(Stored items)
------------------------------------

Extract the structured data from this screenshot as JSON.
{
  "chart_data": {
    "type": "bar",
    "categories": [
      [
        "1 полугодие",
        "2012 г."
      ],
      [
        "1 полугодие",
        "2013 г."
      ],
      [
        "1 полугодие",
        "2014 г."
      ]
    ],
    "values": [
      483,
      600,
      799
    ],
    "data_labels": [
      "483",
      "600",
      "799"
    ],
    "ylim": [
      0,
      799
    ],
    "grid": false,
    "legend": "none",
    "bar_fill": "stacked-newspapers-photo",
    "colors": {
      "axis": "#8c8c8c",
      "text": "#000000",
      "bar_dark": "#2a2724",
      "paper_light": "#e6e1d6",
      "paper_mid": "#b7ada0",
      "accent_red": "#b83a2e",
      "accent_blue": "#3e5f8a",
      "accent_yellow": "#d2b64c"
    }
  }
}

------------------------------------

• **What you should do**
Your task is to reproduce the whole listing exactly.

• **Output for this exercise**
Extract the structured data from this screenshot as JSON.
{
  "chart_data": {
    "type": "bar",
    "categories": [
      [
        "1 полугодие",
        "2012 г."
      ],
      [
        "1 полугодие",
        "2013 г."
      ],
      [
        "1 полугодие",
        "2014 г."
      ]
    ],
    "values": [
      483,
      600,
      799
    ],
    "data_labels": [
      "483",
      "600",
      "799"
    ],
    "ylim": [
      0,
      799
    ],
    "grid": false,
    "legend": "none",
    "bar_fill": "stacked-newspapers-photo",
    "colors": {
      "axis": "#8c8c8c",
      "text": "#000000",
      "bar_dark": "#2a2724",
      "paper_light": "#e6e1d6",
      "paper_mid": "#b7ada0",
      "accent_red": "#b83a2e",
      "accent_blue": "#3e5f8a",
      "accent_yellow": "#d2b64c"
    }
  }
}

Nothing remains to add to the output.